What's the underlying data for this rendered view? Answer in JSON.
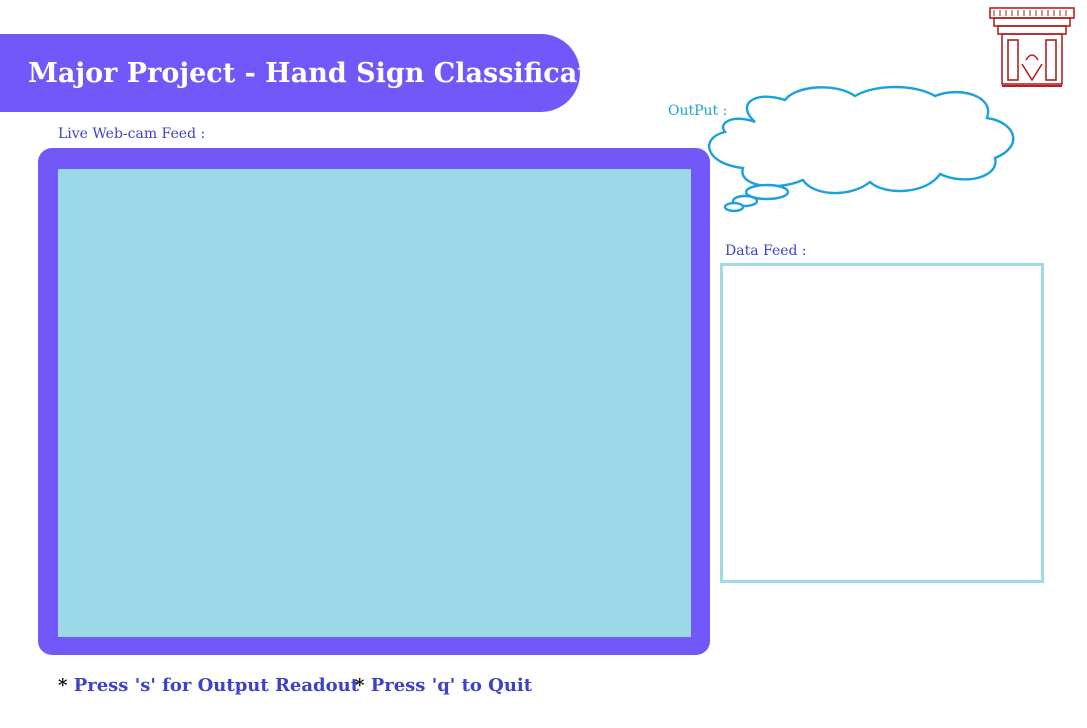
{
  "header": {
    "title": "Major Project - Hand Sign Classification"
  },
  "webcam": {
    "label": "Live Web-cam Feed :"
  },
  "output": {
    "label": "OutPut :"
  },
  "data_feed": {
    "label": "Data Feed :"
  },
  "instructions": [
    {
      "bullet": "*",
      "text": "Press 's' for Output Readout"
    },
    {
      "bullet": "*",
      "text": "Press 'q' to Quit"
    }
  ],
  "colors": {
    "banner": "#7258f8",
    "webcam_frame": "#7258f8",
    "webcam_view": "#9bd9e9",
    "label_text": "#3d42c8",
    "output_label": "#1ba2d6",
    "cloud_stroke": "#1aa0dc",
    "data_box_border": "#a0dae4",
    "logo": "#b22222"
  },
  "icons": {
    "logo": "university-logo-icon",
    "cloud": "thought-cloud-icon"
  }
}
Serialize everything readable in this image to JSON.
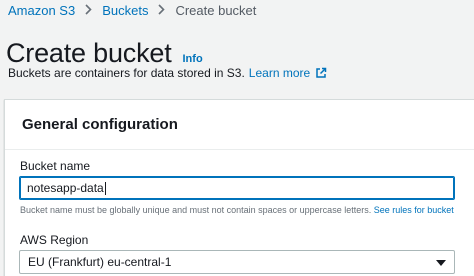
{
  "breadcrumb": {
    "items": [
      {
        "label": "Amazon S3"
      },
      {
        "label": "Buckets"
      },
      {
        "label": "Create bucket"
      }
    ]
  },
  "header": {
    "title": "Create bucket",
    "info_label": "Info",
    "description": "Buckets are containers for data stored in S3.",
    "learn_more": "Learn more"
  },
  "general_configuration": {
    "heading": "General configuration",
    "bucket_name": {
      "label": "Bucket name",
      "value": "notesapp-data",
      "hint": "Bucket name must be globally unique and must not contain spaces or uppercase letters.",
      "hint_link": "See rules for bucket"
    },
    "region": {
      "label": "AWS Region",
      "selected": "EU (Frankfurt) eu-central-1"
    }
  },
  "colors": {
    "link": "#0073bb",
    "background": "#f2f3f3",
    "text": "#16191f"
  },
  "icons": [
    "chevron-right-icon",
    "external-link-icon",
    "caret-down-icon"
  ]
}
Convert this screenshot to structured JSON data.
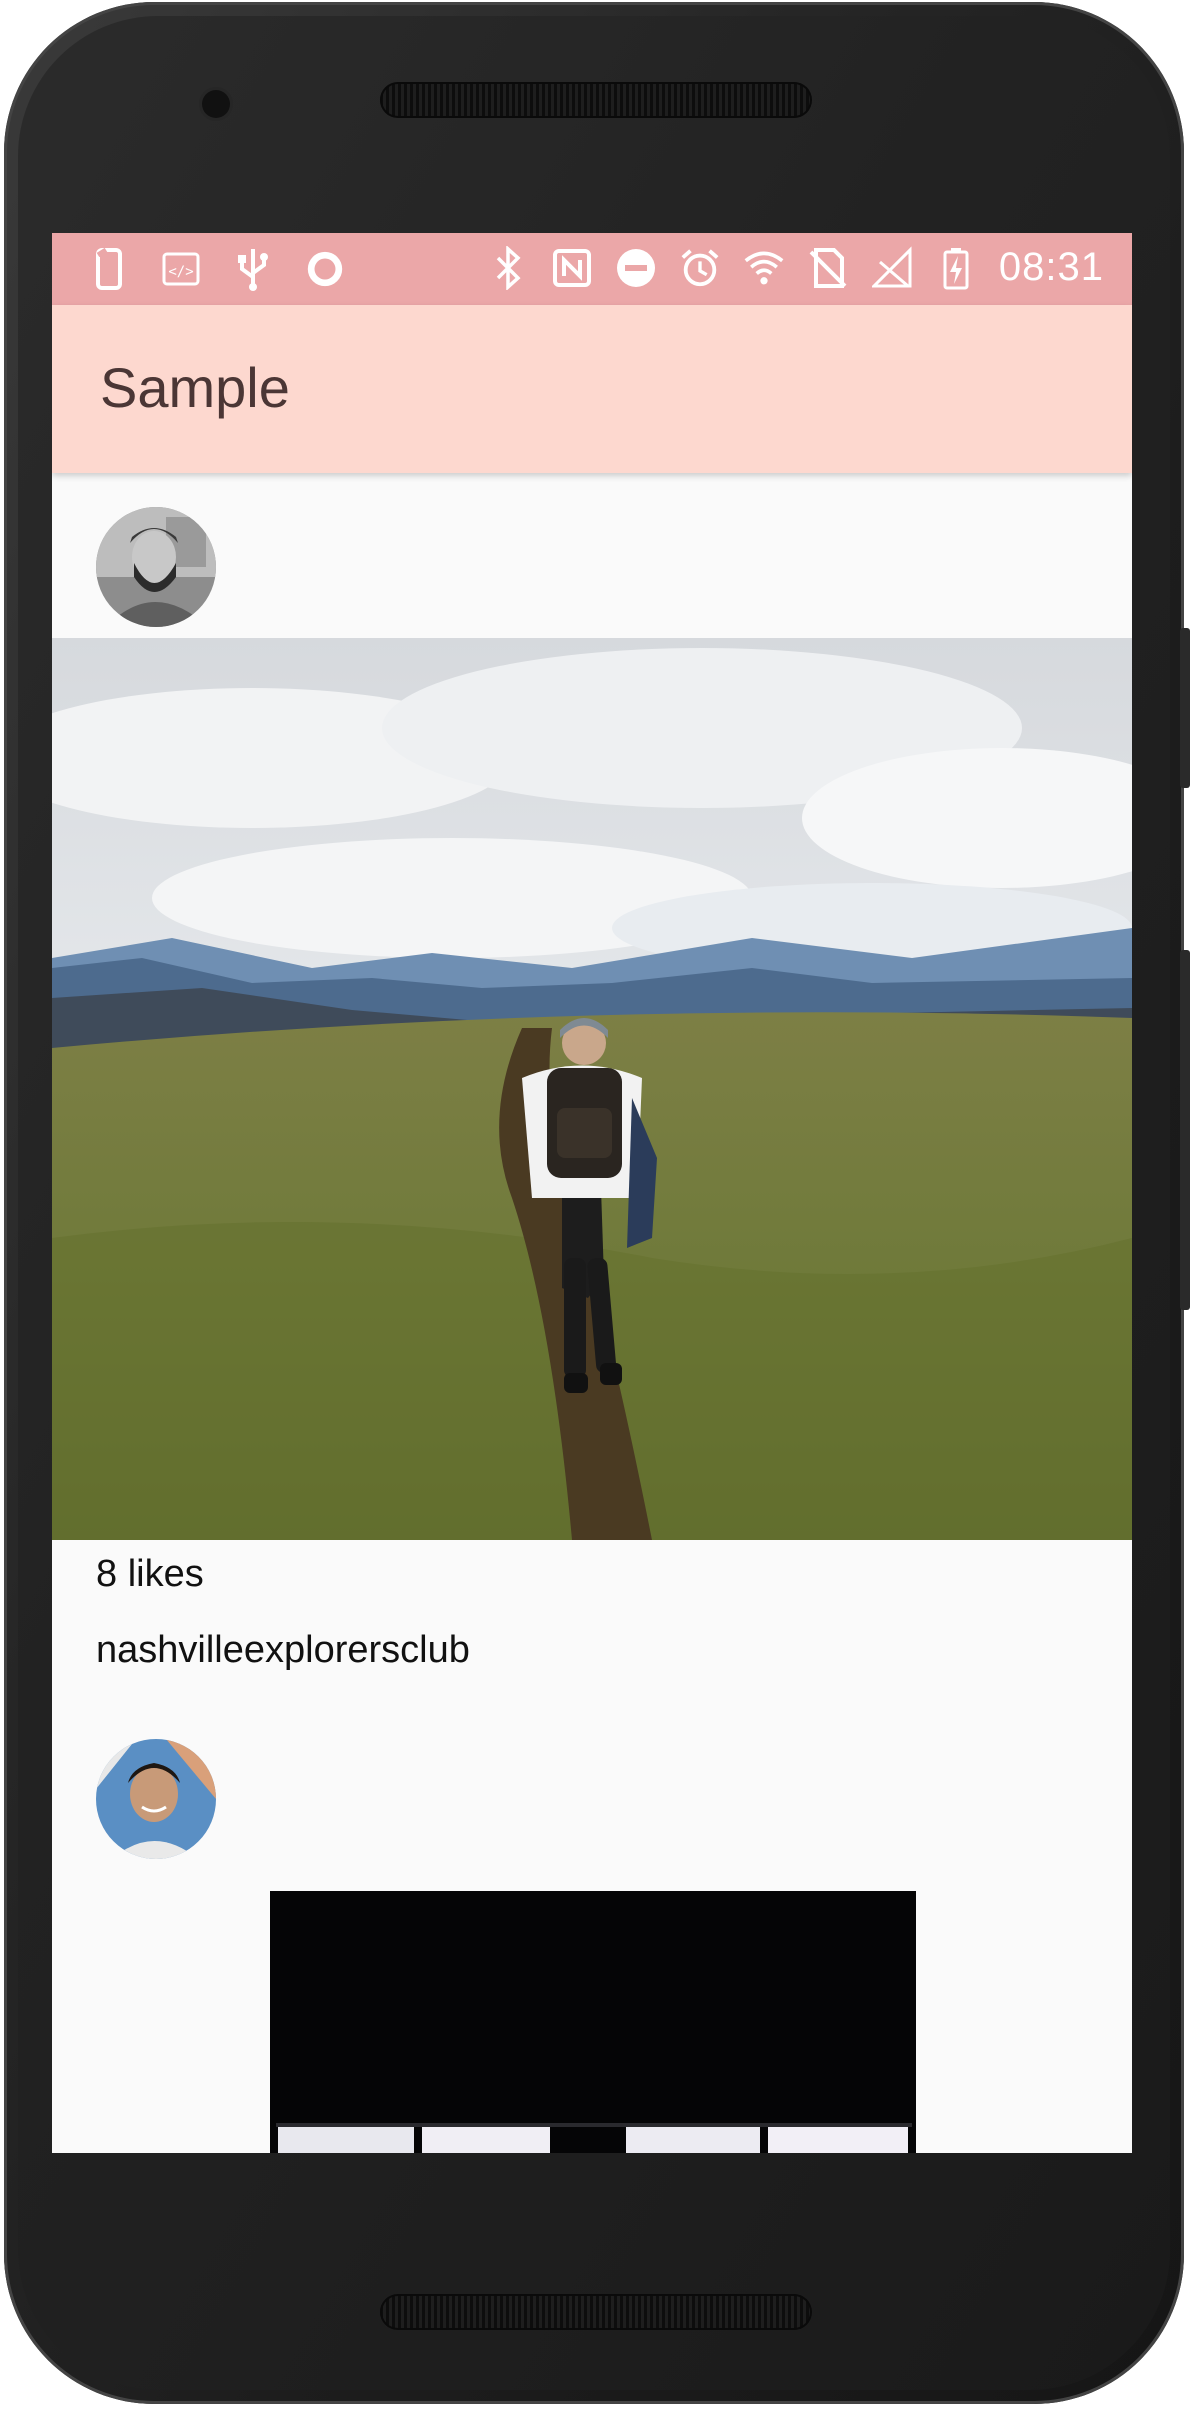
{
  "status_bar": {
    "time": "08:31",
    "left_icons": [
      "screen-rotation-icon",
      "code-icon",
      "usb-icon",
      "record-icon"
    ],
    "right_icons": [
      "bluetooth-icon",
      "nfc-icon",
      "do-not-disturb-icon",
      "alarm-icon",
      "wifi-icon",
      "no-sim-icon",
      "signal-icon",
      "battery-charging-icon"
    ]
  },
  "app_bar": {
    "title": "Sample"
  },
  "feed": {
    "posts": [
      {
        "likes": "8 likes",
        "username": "nashvilleexplorersclub"
      }
    ]
  },
  "colors": {
    "status_bar": "#eba7a8",
    "app_bar": "#fdd8cf",
    "title_text": "#4b3635",
    "background": "#fafafa"
  }
}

◆ **Goal**
Leave out the pictures and print each record exactly as it stands.

◆ **Exercise result**
What's the underlying data for this rendered view? Answer in JSON.
{
  "header": {
    "title": "Major Project - Hand Sign Classification"
  },
  "webcam": {
    "label": "Live Web-cam Feed :"
  },
  "output": {
    "label": "OutPut :"
  },
  "data_feed": {
    "label": "Data Feed :"
  },
  "instructions": [
    {
      "bullet": "*",
      "text": "Press 's' for Output Readout"
    },
    {
      "bullet": "*",
      "text": "Press 'q' to Quit"
    }
  ],
  "colors": {
    "banner": "#7258f8",
    "webcam_frame": "#7258f8",
    "webcam_view": "#9bd9e9",
    "label_text": "#3d42c8",
    "output_label": "#1ba2d6",
    "cloud_stroke": "#1aa0dc",
    "data_box_border": "#a0dae4",
    "logo": "#b22222"
  },
  "icons": {
    "logo": "university-logo-icon",
    "cloud": "thought-cloud-icon"
  }
}
Serialize everything readable in this image to JSON.
{
  "breadcrumb": {
    "items": [
      {
        "label": "Amazon S3"
      },
      {
        "label": "Buckets"
      },
      {
        "label": "Create bucket"
      }
    ]
  },
  "header": {
    "title": "Create bucket",
    "info_label": "Info",
    "description": "Buckets are containers for data stored in S3.",
    "learn_more": "Learn more"
  },
  "general_configuration": {
    "heading": "General configuration",
    "bucket_name": {
      "label": "Bucket name",
      "value": "notesapp-data",
      "hint": "Bucket name must be globally unique and must not contain spaces or uppercase letters.",
      "hint_link": "See rules for bucket"
    },
    "region": {
      "label": "AWS Region",
      "selected": "EU (Frankfurt) eu-central-1"
    }
  },
  "colors": {
    "link": "#0073bb",
    "background": "#f2f3f3",
    "text": "#16191f"
  },
  "icons": [
    "chevron-right-icon",
    "external-link-icon",
    "caret-down-icon"
  ]
}
Convert this screenshot to structured JSON data.
{
  "status_bar": {
    "time": "08:31",
    "left_icons": [
      "screen-rotation-icon",
      "code-icon",
      "usb-icon",
      "record-icon"
    ],
    "right_icons": [
      "bluetooth-icon",
      "nfc-icon",
      "do-not-disturb-icon",
      "alarm-icon",
      "wifi-icon",
      "no-sim-icon",
      "signal-icon",
      "battery-charging-icon"
    ]
  },
  "app_bar": {
    "title": "Sample"
  },
  "feed": {
    "posts": [
      {
        "likes": "8 likes",
        "username": "nashvilleexplorersclub"
      }
    ]
  },
  "colors": {
    "status_bar": "#eba7a8",
    "app_bar": "#fdd8cf",
    "title_text": "#4b3635",
    "background": "#fafafa"
  }
}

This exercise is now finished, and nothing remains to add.